[Saved entries]
------------------------------

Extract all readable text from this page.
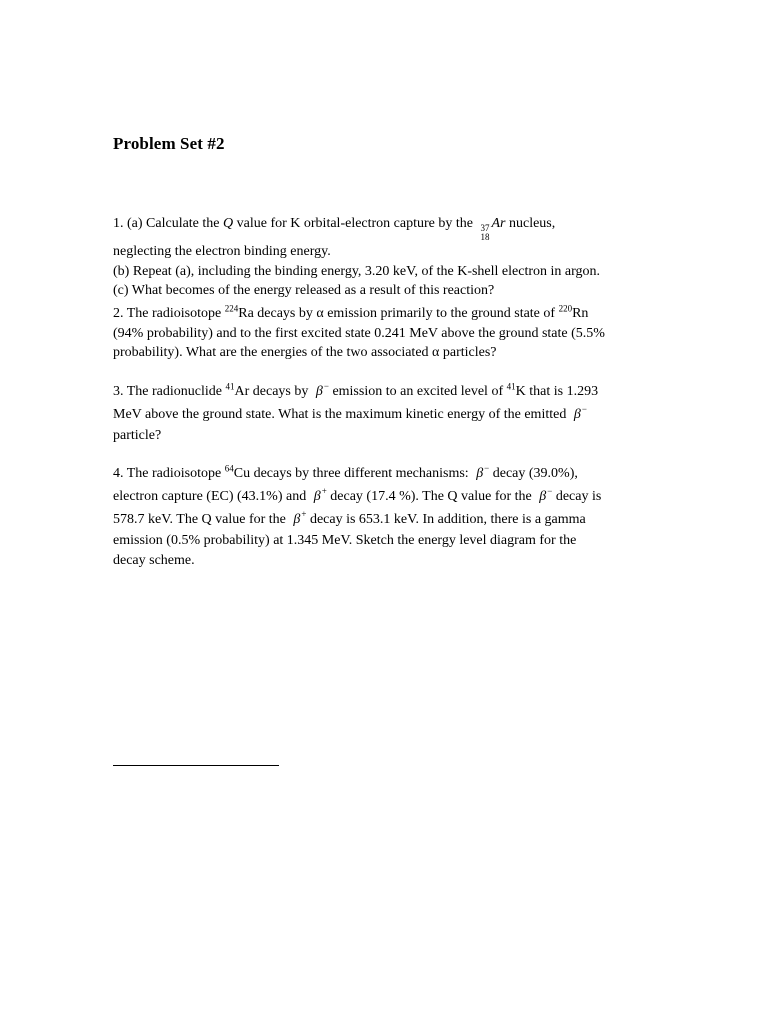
Problem Set #2
1. (a) Calculate the Q value for K orbital-electron capture by the 37
18
Ar nucleus,
neglecting the electron binding energy.
(b) Repeat (a), including the binding energy, 3.20 keV, of the K-shell electron in argon.
(c) What becomes of the energy released as a result of this reaction?
2. The radioisotope $^{224}$Ra decays by α emission primarily to the ground state of $^{220}$Rn
(94% probability) and to the first excited state 0.241 MeV above the ground state (5.5%
probability). What are the energies of the two associated α particles?
3. The radionuclide $^{41}$Ar decays by β− emission to an excited level of $^{41}$K that is 1.293
MeV above the ground state. What is the maximum kinetic energy of the emitted β−
particle?
4. The radioisotope $^{64}$Cu decays by three different mechanisms: β− decay (39.0%),
electron capture (EC) (43.1%) and β+ decay (17.4 %). The Q value for the β− decay is
578.7 keV. The Q value for the β+ decay is 653.1 keV. In addition, there is a gamma
emission (0.5% probability) at 1.345 MeV. Sketch the energy level diagram for the
decay scheme.
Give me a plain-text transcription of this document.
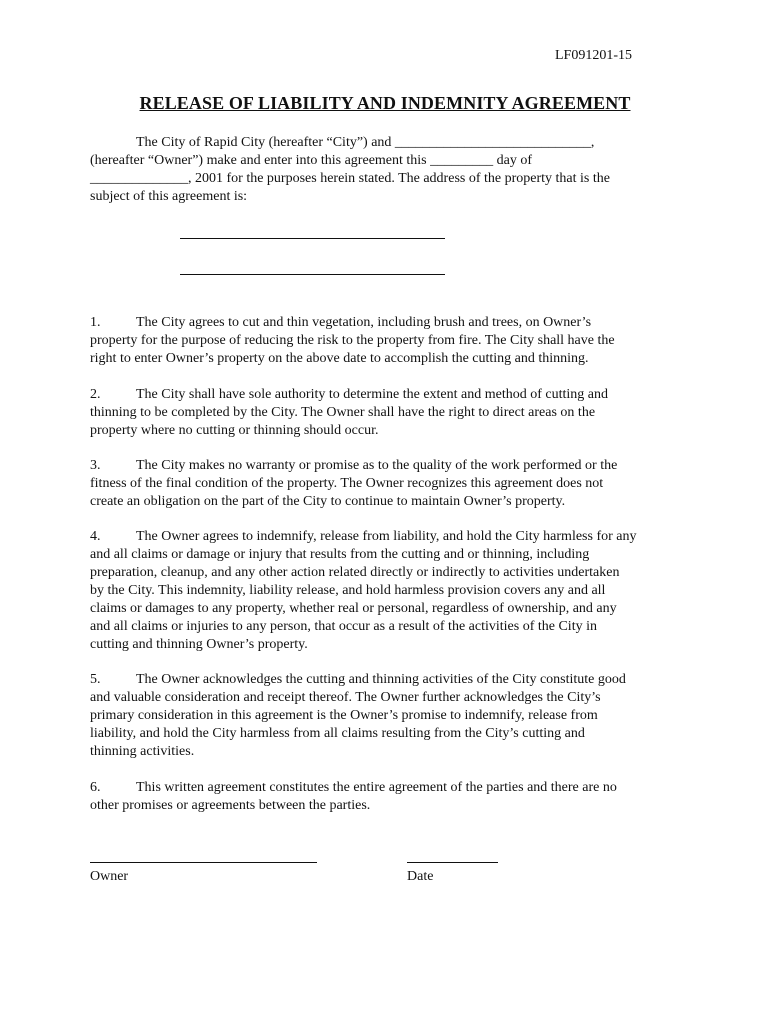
LF091201-15
RELEASE OF LIABILITY AND INDEMNITY AGREEMENT
The City of Rapid City (hereafter “City”) and ____________________________,
(hereafter “Owner”) make and enter into this agreement this _________ day of
______________, 2001 for the purposes herein stated. The address of the property that is the
subject of this agreement is:
1.	The City agrees to cut and thin vegetation, including brush and trees, on Owner’s
property for the purpose of reducing the risk to the property from fire. The City shall have the
right to enter Owner’s property on the above date to accomplish the cutting and thinning.
2.	The City shall have sole authority to determine the extent and method of cutting and
thinning to be completed by the City. The Owner shall have the right to direct areas on the
property where no cutting or thinning should occur.
3.	The City makes no warranty or promise as to the quality of the work performed or the
fitness of the final condition of the property. The Owner recognizes this agreement does not
create an obligation on the part of the City to continue to maintain Owner’s property.
4.	The Owner agrees to indemnify, release from liability, and hold the City harmless for any
and all claims or damage or injury that results from the cutting and or thinning, including
preparation, cleanup, and any other action related directly or indirectly to activities undertaken
by the City. This indemnity, liability release, and hold harmless provision covers any and all
claims or damages to any property, whether real or personal, regardless of ownership, and any
and all claims or injuries to any person, that occur as a result of the activities of the City in
cutting and thinning Owner’s property.
5.	The Owner acknowledges the cutting and thinning activities of the City constitute good
and valuable consideration and receipt thereof. The Owner further acknowledges the City’s
primary consideration in this agreement is the Owner’s promise to indemnify, release from
liability, and hold the City harmless from all claims resulting from the City’s cutting and
thinning activities.
6.	This written agreement constitutes the entire agreement of the parties and there are no
other promises or agreements between the parties.
Owner	Date
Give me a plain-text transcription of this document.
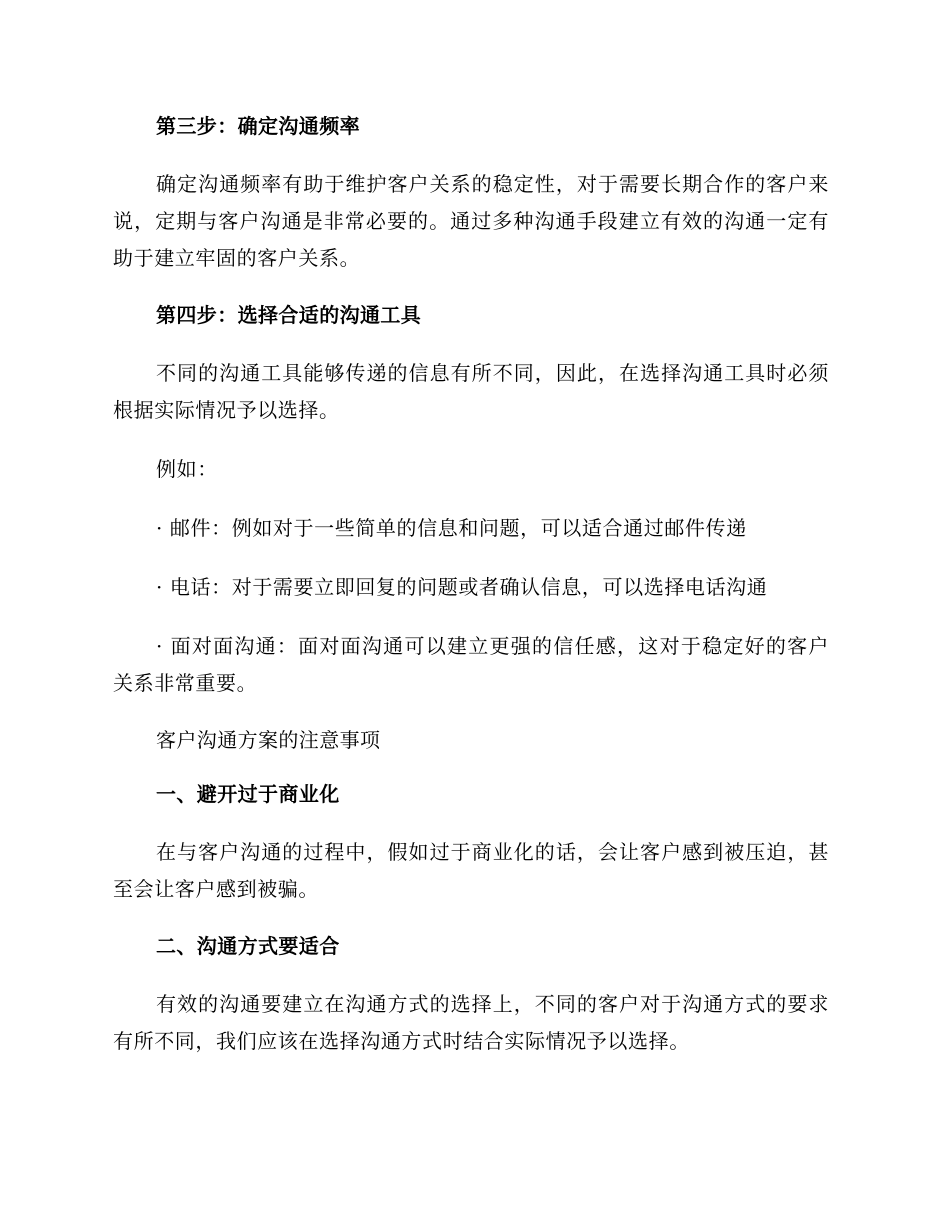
第三步：确定沟通频率

确定沟通频率有助于维护客户关系的稳定性，对于需要长期合作的客户来说，定期与客户沟通是非常必要的。通过多种沟通手段建立有效的沟通一定有助于建立牢固的客户关系。

第四步：选择合适的沟通工具

不同的沟通工具能够传递的信息有所不同，因此，在选择沟通工具时必须根据实际情况予以选择。

例如：

· 邮件：例如对于一些简单的信息和问题，可以适合通过邮件传递

· 电话：对于需要立即回复的问题或者确认信息，可以选择电话沟通

· 面对面沟通：面对面沟通可以建立更强的信任感，这对于稳定好的客户关系非常重要。

客户沟通方案的注意事项

一、避开过于商业化

在与客户沟通的过程中，假如过于商业化的话，会让客户感到被压迫，甚至会让客户感到被骗。

二、沟通方式要适合

有效的沟通要建立在沟通方式的选择上，不同的客户对于沟通方式的要求有所不同，我们应该在选择沟通方式时结合实际情况予以选择。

------------------------------

**REQUIREMENTS**:
Transcribe the entries above verbatim, omitting their pictures.

**ANSWER TO THE TASK**:
Extract all readable text from this page.
Problem Set #2
1. (a) Calculate the Q value for K orbital-electron capture by the 37
18
Ar nucleus,
neglecting the electron binding energy.
(b) Repeat (a), including the binding energy, 3.20 keV, of the K-shell electron in argon.
(c) What becomes of the energy released as a result of this reaction?
2. The radioisotope $^{224}$Ra decays by α emission primarily to the ground state of $^{220}$Rn
(94% probability) and to the first excited state 0.241 MeV above the ground state (5.5%
probability). What are the energies of the two associated α particles?
3. The radionuclide $^{41}$Ar decays by β− emission to an excited level of $^{41}$K that is 1.293
MeV above the ground state. What is the maximum kinetic energy of the emitted β−
particle?
4. The radioisotope $^{64}$Cu decays by three different mechanisms: β− decay (39.0%),
electron capture (EC) (43.1%) and β+ decay (17.4 %). The Q value for the β− decay is
578.7 keV. The Q value for the β+ decay is 653.1 keV. In addition, there is a gamma
emission (0.5% probability) at 1.345 MeV. Sketch the energy level diagram for the
decay scheme.
Give me a plain-text transcription of this document.
LF091201-15
RELEASE OF LIABILITY AND INDEMNITY AGREEMENT
The City of Rapid City (hereafter “City”) and ____________________________,
(hereafter “Owner”) make and enter into this agreement this _________ day of
______________, 2001 for the purposes herein stated. The address of the property that is the
subject of this agreement is:
1.	The City agrees to cut and thin vegetation, including brush and trees, on Owner’s
property for the purpose of reducing the risk to the property from fire. The City shall have the
right to enter Owner’s property on the above date to accomplish the cutting and thinning.
2.	The City shall have sole authority to determine the extent and method of cutting and
thinning to be completed by the City. The Owner shall have the right to direct areas on the
property where no cutting or thinning should occur.
3.	The City makes no warranty or promise as to the quality of the work performed or the
fitness of the final condition of the property. The Owner recognizes this agreement does not
create an obligation on the part of the City to continue to maintain Owner’s property.
4.	The Owner agrees to indemnify, release from liability, and hold the City harmless for any
and all claims or damage or injury that results from the cutting and or thinning, including
preparation, cleanup, and any other action related directly or indirectly to activities undertaken
by the City. This indemnity, liability release, and hold harmless provision covers any and all
claims or damages to any property, whether real or personal, regardless of ownership, and any
and all claims or injuries to any person, that occur as a result of the activities of the City in
cutting and thinning Owner’s property.
5.	The Owner acknowledges the cutting and thinning activities of the City constitute good
and valuable consideration and receipt thereof. The Owner further acknowledges the City’s
primary consideration in this agreement is the Owner’s promise to indemnify, release from
liability, and hold the City harmless from all claims resulting from the City’s cutting and
thinning activities.
6.	This written agreement constitutes the entire agreement of the parties and there are no
other promises or agreements between the parties.
Owner	Date
Give me a plain-text transcription of this document.
第三步：确定沟通频率

确定沟通频率有助于维护客户关系的稳定性，对于需要长期合作的客户来说，定期与客户沟通是非常必要的。通过多种沟通手段建立有效的沟通一定有助于建立牢固的客户关系。

第四步：选择合适的沟通工具

不同的沟通工具能够传递的信息有所不同，因此，在选择沟通工具时必须根据实际情况予以选择。

例如：

· 邮件：例如对于一些简单的信息和问题，可以适合通过邮件传递

· 电话：对于需要立即回复的问题或者确认信息，可以选择电话沟通

· 面对面沟通：面对面沟通可以建立更强的信任感，这对于稳定好的客户关系非常重要。

客户沟通方案的注意事项

一、避开过于商业化

在与客户沟通的过程中，假如过于商业化的话，会让客户感到被压迫，甚至会让客户感到被骗。

二、沟通方式要适合

有效的沟通要建立在沟通方式的选择上，不同的客户对于沟通方式的要求有所不同，我们应该在选择沟通方式时结合实际情况予以选择。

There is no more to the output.